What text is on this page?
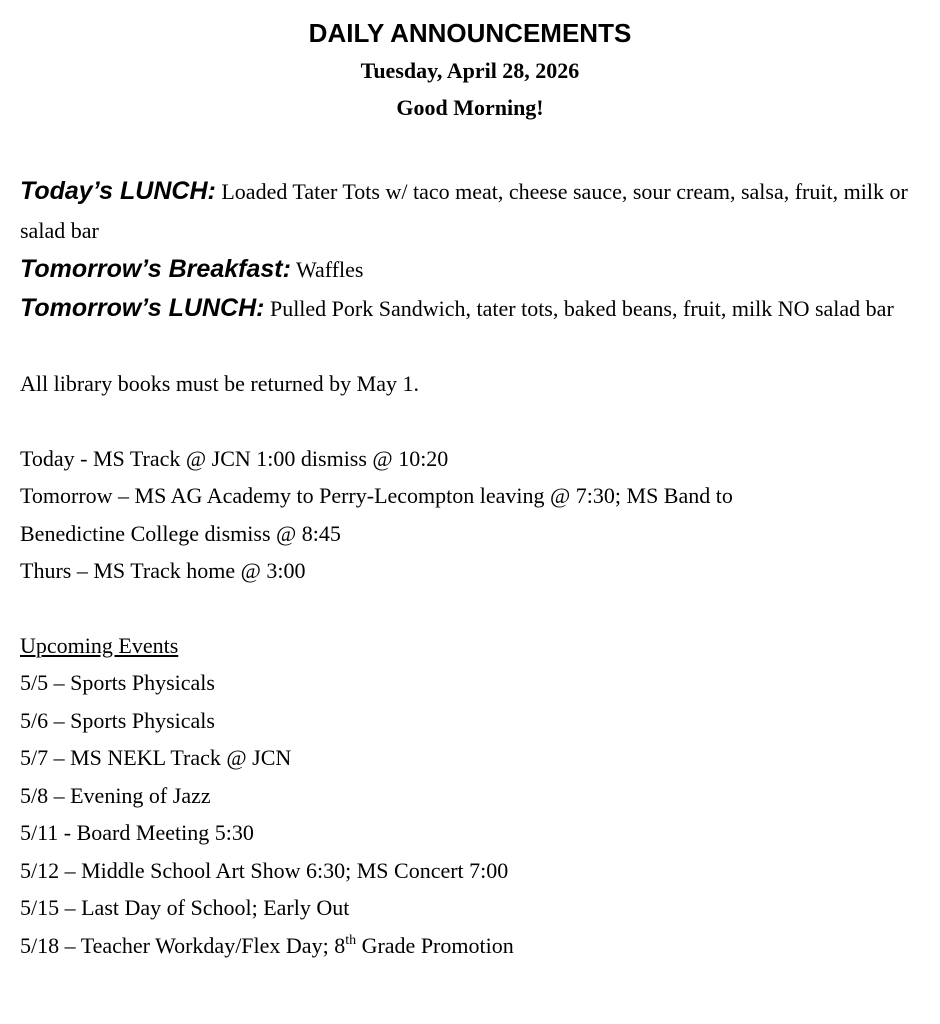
DAILY ANNOUNCEMENTS
Tuesday, April 28, 2026
Good Morning!
Today’s LUNCH: Loaded Tater Tots w/ taco meat, cheese sauce, sour cream, salsa, fruit, milk or salad bar
Tomorrow’s Breakfast: Waffles
Tomorrow’s LUNCH: Pulled Pork Sandwich, tater tots, baked beans, fruit, milk NO salad bar
All library books must be returned by May 1.
Today - MS Track @ JCN 1:00 dismiss @ 10:20
Tomorrow – MS AG Academy to Perry-Lecompton leaving @ 7:30; MS Band to
Benedictine College dismiss @ 8:45
Thurs – MS Track home @ 3:00
Upcoming Events
5/5 – Sports Physicals
5/6 – Sports Physicals
5/7 – MS NEKL Track @ JCN
5/8 – Evening of Jazz
5/11 - Board Meeting 5:30
5/12 – Middle School Art Show 6:30; MS Concert 7:00
5/15 – Last Day of School; Early Out
5/18 – Teacher Workday/Flex Day; 8th Grade Promotion
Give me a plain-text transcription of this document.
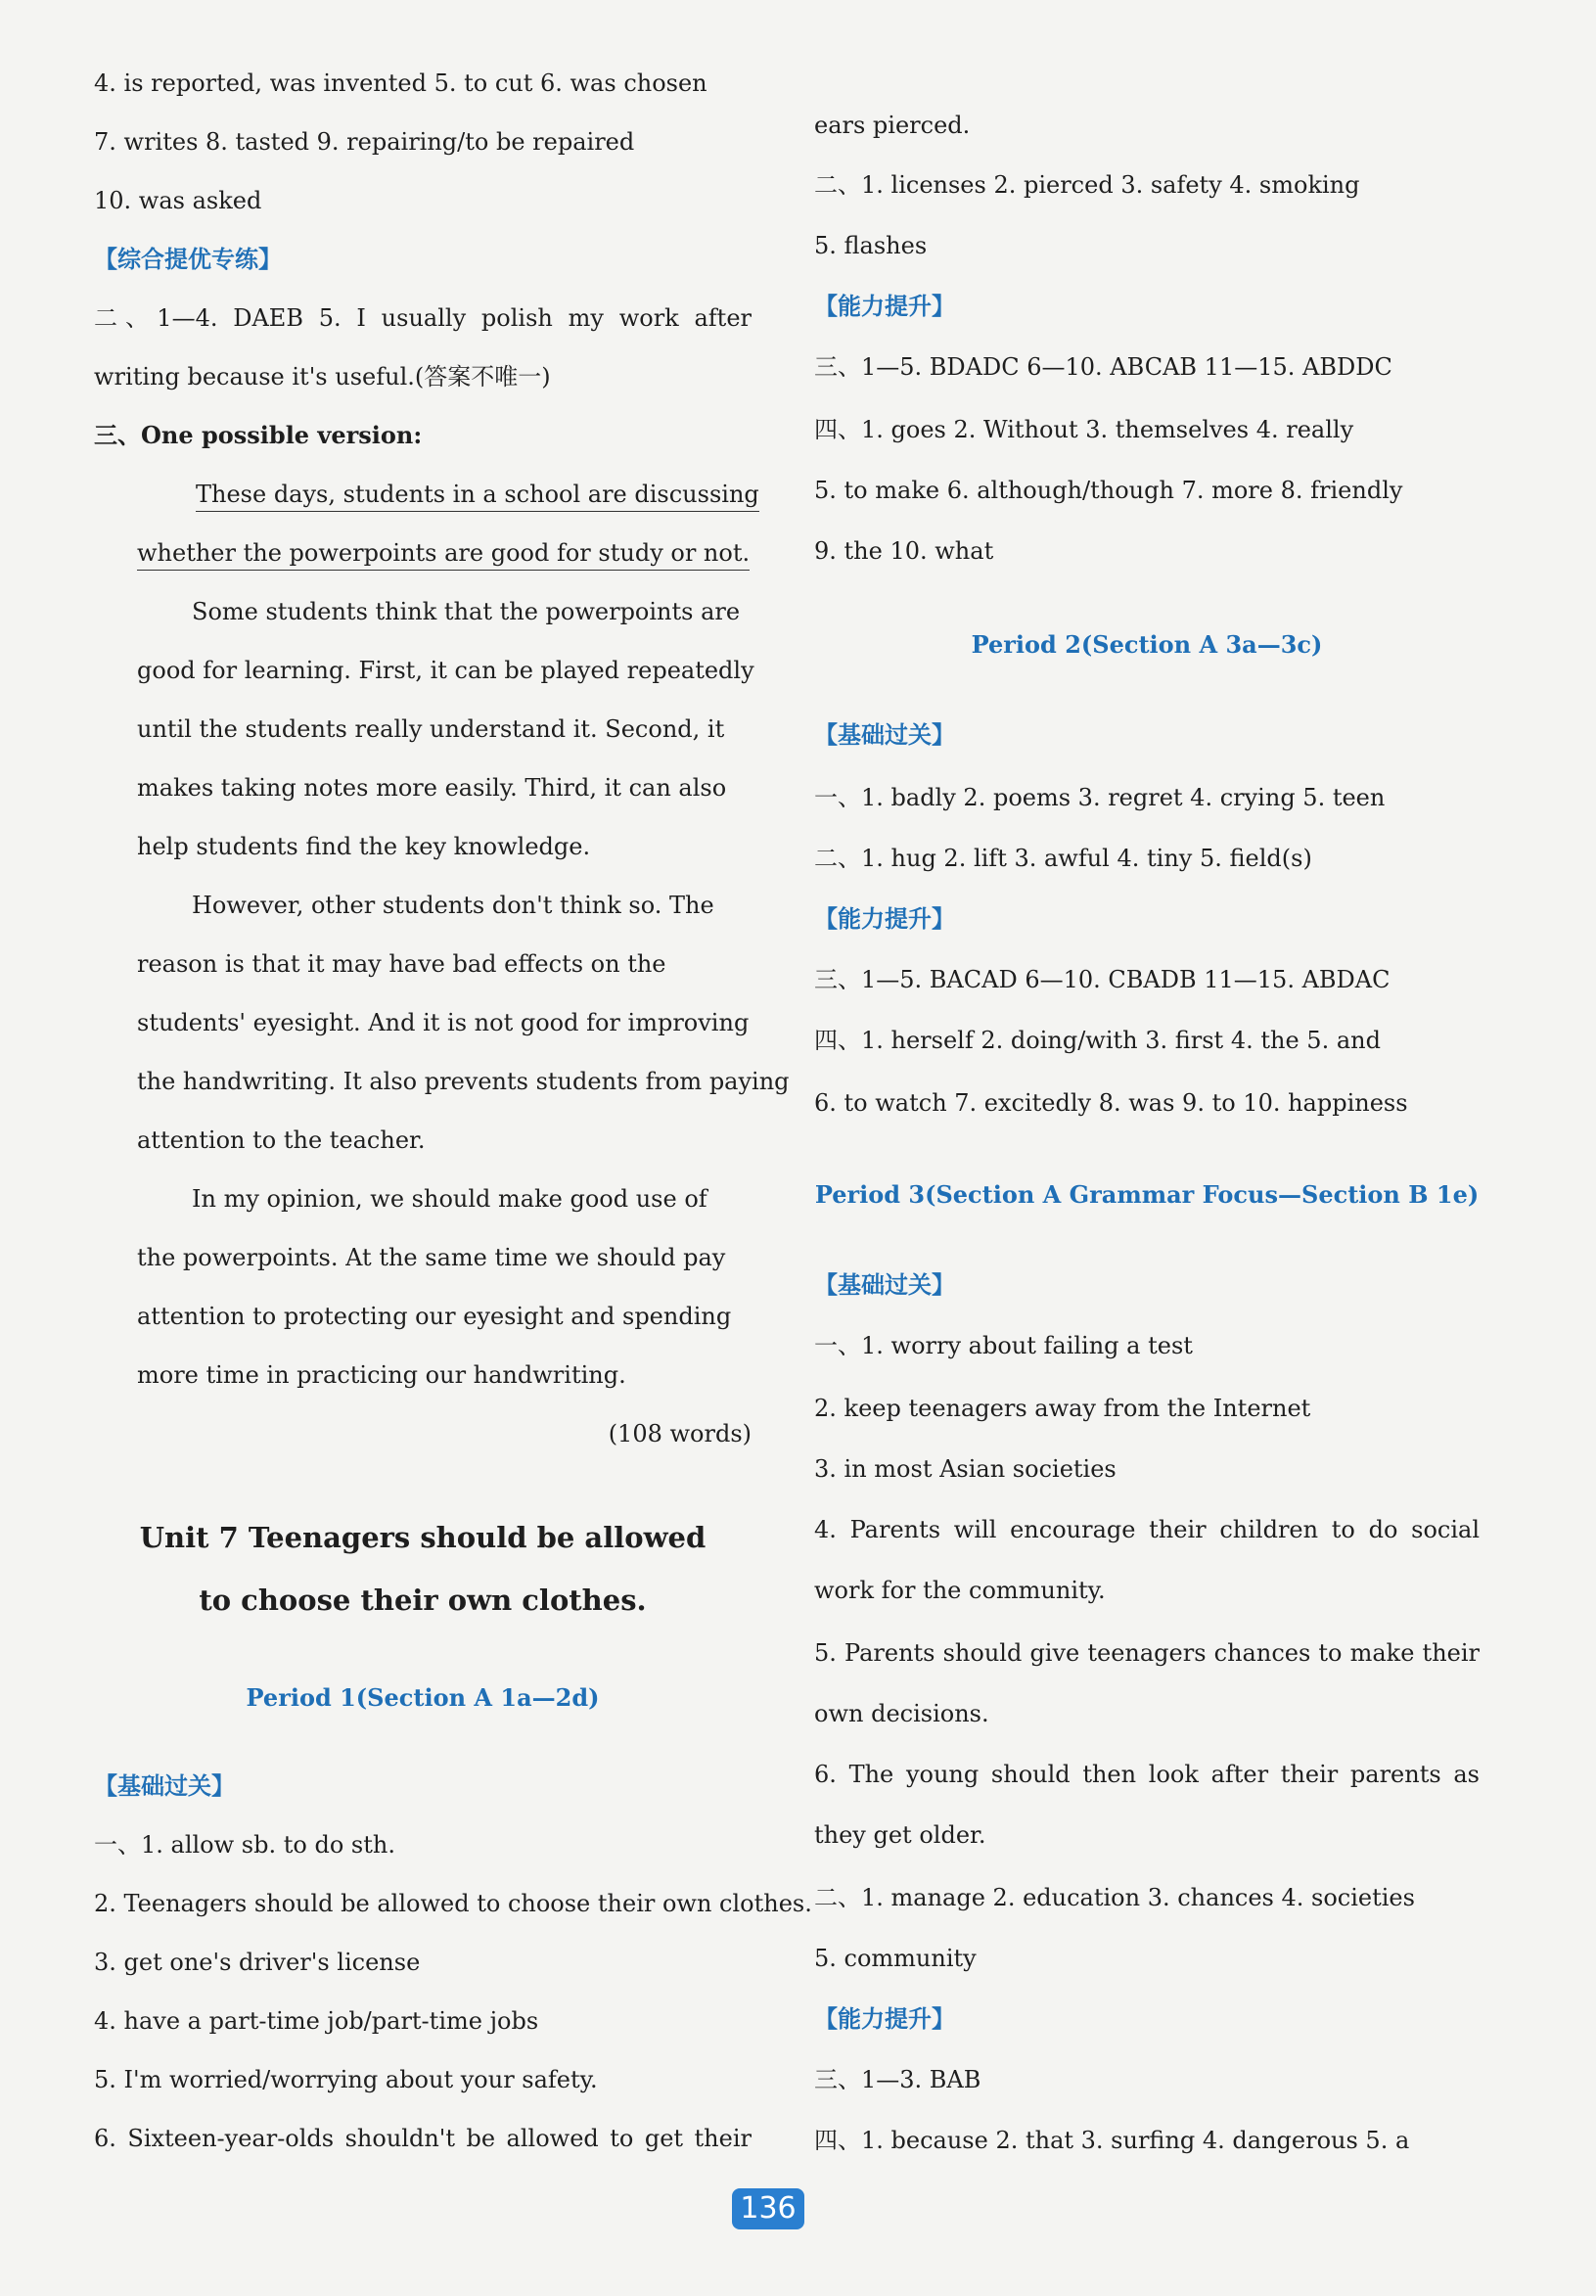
4. is reported, was invented 5. to cut 6. was chosen
7. writes 8. tasted 9. repairing/to be repaired
10. was asked
【综合提优专练】
二、1—4. DAEB 5. I usually polish my work after
writing because it's useful.(答案不唯一)
三、One possible version:
These days, students in a school are discussing
whether the powerpoints are good for study or not.
Some students think that the powerpoints are
good for learning. First, it can be played repeatedly
until the students really understand it. Second, it
makes taking notes more easily. Third, it can also
help students find the key knowledge.
However, other students don't think so. The
reason is that it may have bad effects on the
students' eyesight. And it is not good for improving
the handwriting. It also prevents students from paying
attention to the teacher.
In my opinion, we should make good use of
the powerpoints. At the same time we should pay
attention to protecting our eyesight and spending
more time in practicing our handwriting.
(108 words)
Unit 7 Teenagers should be allowed
to choose their own clothes.
Period 1(Section A 1a—2d)
【基础过关】
一、1. allow sb. to do sth.
2. Teenagers should be allowed to choose their own clothes.
3. get one's driver's license
4. have a part-time job/part-time jobs
5. I'm worried/worrying about your safety.
6. Sixteen-year-olds shouldn't be allowed to get their
ears pierced.
二、1. licenses 2. pierced 3. safety 4. smoking
5. flashes
【能力提升】
三、1—5. BDADC 6—10. ABCAB 11—15. ABDDC
四、1. goes 2. Without 3. themselves 4. really
5. to make 6. although/though 7. more 8. friendly
9. the 10. what
Period 2(Section A 3a—3c)
【基础过关】
一、1. badly 2. poems 3. regret 4. crying 5. teen
二、1. hug 2. lift 3. awful 4. tiny 5. field(s)
【能力提升】
三、1—5. BACAD 6—10. CBADB 11—15. ABDAC
四、1. herself 2. doing/with 3. first 4. the 5. and
6. to watch 7. excitedly 8. was 9. to 10. happiness
Period 3(Section A Grammar Focus—Section B 1e)
【基础过关】
一、1. worry about failing a test
2. keep teenagers away from the Internet
3. in most Asian societies
4. Parents will encourage their children to do social
work for the community.
5. Parents should give teenagers chances to make their
own decisions.
6. The young should then look after their parents as
they get older.
二、1. manage 2. education 3. chances 4. societies
5. community
【能力提升】
三、1—3. BAB
四、1. because 2. that 3. surfing 4. dangerous 5. a
136
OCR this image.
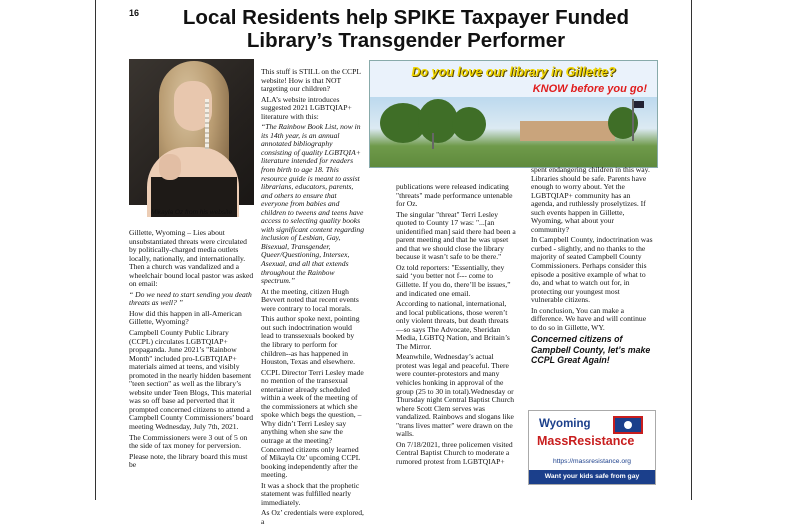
16	Local Residents help SPIKE Taxpayer Funded
Library’s Transgender Performer
Mikayla Oz from his website

Gillette, Wyoming – Lies about unsubstantiated threats were circulated by politically-charged media outlets locally, nationally, and internationally. Then a church was vandalized and a wheelchair bound local pastor was asked on email:

“ Do we need to start sending you death threats as well? ”

How did this happen in all-American Gillette, Wyoming?

Campbell County Public Library (CCPL) circulates LGBTQIAP+ propaganda. June 2021’s "Rainbow Month" included pro-LGBTQIAP+ materials aimed at teens, and visibly promoted in the nearly hidden basement "teen section" as well as the library’s website under Teen Blogs, This material was so off base ad perverted that it prompted concerned citizens to attend a Campbell County Commissioners’ board meeting Wednesday, July 7th, 2021.

The Commissioners were 3 out of 5 on the side of tax money for perversion.

Please note, the library board this must be

This stuff is STILL on the CCPL website! How is that NOT targeting our children?

ALA’s website introduces suggested 2021 LGBTQIAP+ literature with this:

“The Rainbow Book List, now in its 14th year, is an annual annotated bibliography consisting of quality LGBTQIA+ literature intended for readers from birth to age 18. This resource guide is meant to assist librarians, educators, parents, and others to ensure that everyone from babies and children to tweens and teens have access to selecting quality books with significant content regarding inclusion of Lesbian, Gay, Bisexual, Transgender, Queer/Questioning, Intersex, Asexual, and all that extends throughout the Rainbow spectrum.”

At the meeting, citizen Hugh Bevvert noted that recent events were contrary to local morals.

This author spoke next, pointing out such indoctrination would lead to transsexuals booked by the library to perform for children--as has happened in Houston, Texas and elsewhere.

CCPL Director Terri Lesley made no mention of the transexual entertainer already scheduled within a week of the meeting of the commissioners at which she spoke which begs the question, – Why didn’t Terri Lesley say anything when she saw the outrage at the meeting? Concerned citizens only learned of Mikayla Oz’ upcoming CCPL booking independently after the meeting.

It was a shock that the prophetic statement was fulfilled nearly immediately.

As Oz’ credentials were explored, a

Do you love our library in Gillette?
KNOW before you go!

publications were released indicating "threats" made performance untenable for Oz.

The singular "threat" Terri Lesley quoted to County 17 was: "...[an unidentified man] said there had been a parent meeting and that he was upset and that we should close the library because it wasn’t safe to be there."

Oz told reporters: "Essentially, they said ‘you better not f--- come to Gillette. If you do, there’ll be issues,” and indicated one email.

According to national, international, and local publications, those weren’t only violent threats, but death threats—so says The Advocate, Sheridan Media, LGBTQ Nation, and Britain’s The Mirror.

Meanwhile, Wednesday’s actual protest was legal and peaceful. There were counter-protestors and many vehicles honking in approval of the group (25 to 30 in total).Wednesday or Thursday night Central Baptist Church where Scott Clem serves was vandalized. Rainbows and slogans like "trans lives matter" were drawn on the walls.

On 7/18/2021, three policemen visited Central Baptist Church to moderate a rumored protest from LGBTQIAP+

spent endangering children in this way. Libraries should be safe. Parents have enough to worry about. Yet the LGBTQIAP+ community has an agenda, and ruthlessly proselytizes. If such events happen in Gillette, Wyoming, what about your community?

In Campbell County, indoctrination was curbed - slightly, and no thanks to the majority of seated Campbell County Commissioners. Perhaps consider this episode a positive example of what to do, and what to watch out for, in protecting our youngest most vulnerable citizens.

In conclusion, You can make a difference. We have and will continue to do so in Gillette, WY.

Concerned citizens of Campbell County, let’s make CCPL Great Again!

Wyoming
MassResistance
https://massresistance.org
Want your kids safe from gay
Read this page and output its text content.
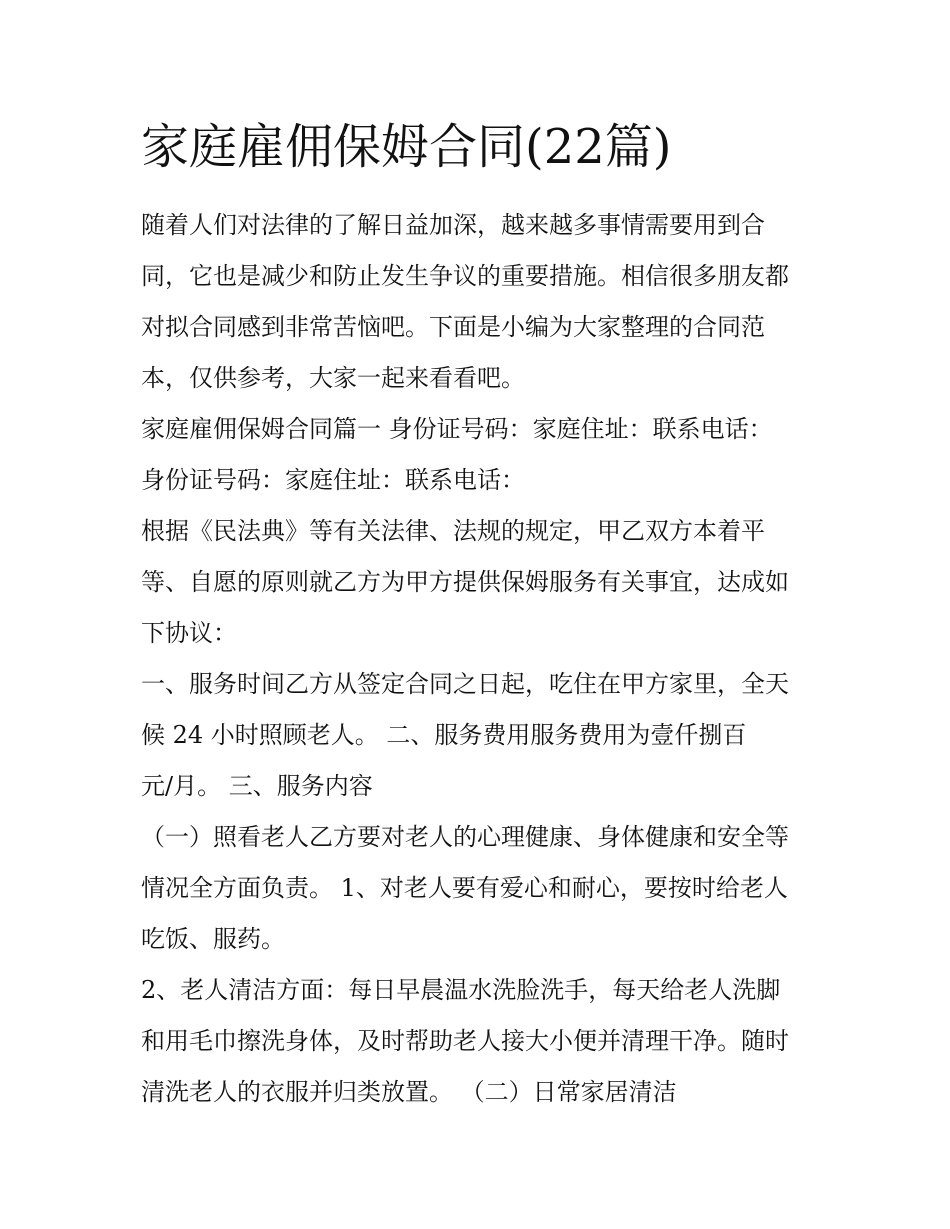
家庭雇佣保姆合同(22篇)
随着人们对法律的了解日益加深，越来越多事情需要用到合
同，它也是减少和防止发生争议的重要措施。相信很多朋友都
对拟合同感到非常苦恼吧。下面是小编为大家整理的合同范
本，仅供参考，大家一起来看看吧。
家庭雇佣保姆合同篇一 身份证号码：家庭住址：联系电话：
身份证号码：家庭住址：联系电话：
根据《民法典》等有关法律、法规的规定，甲乙双方本着平
等、自愿的原则就乙方为甲方提供保姆服务有关事宜，达成如
下协议：
一、服务时间乙方从签定合同之日起，吃住在甲方家里，全天
候 24 小时照顾老人。 二、服务费用服务费用为壹仟捌百
元/月。 三、服务内容
（一）照看老人乙方要对老人的心理健康、身体健康和安全等
情况全方面负责。 1、对老人要有爱心和耐心，要按时给老人
吃饭、服药。
2、老人清洁方面：每日早晨温水洗脸洗手，每天给老人洗脚
和用毛巾擦洗身体，及时帮助老人接大小便并清理干净。随时
清洗老人的衣服并归类放置。 （二）日常家居清洁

PROBLEM STATEMENT = Looking at the records above, say how many lines hold the string "Period". Write nothing but the number.

TASK RESPONSE = 3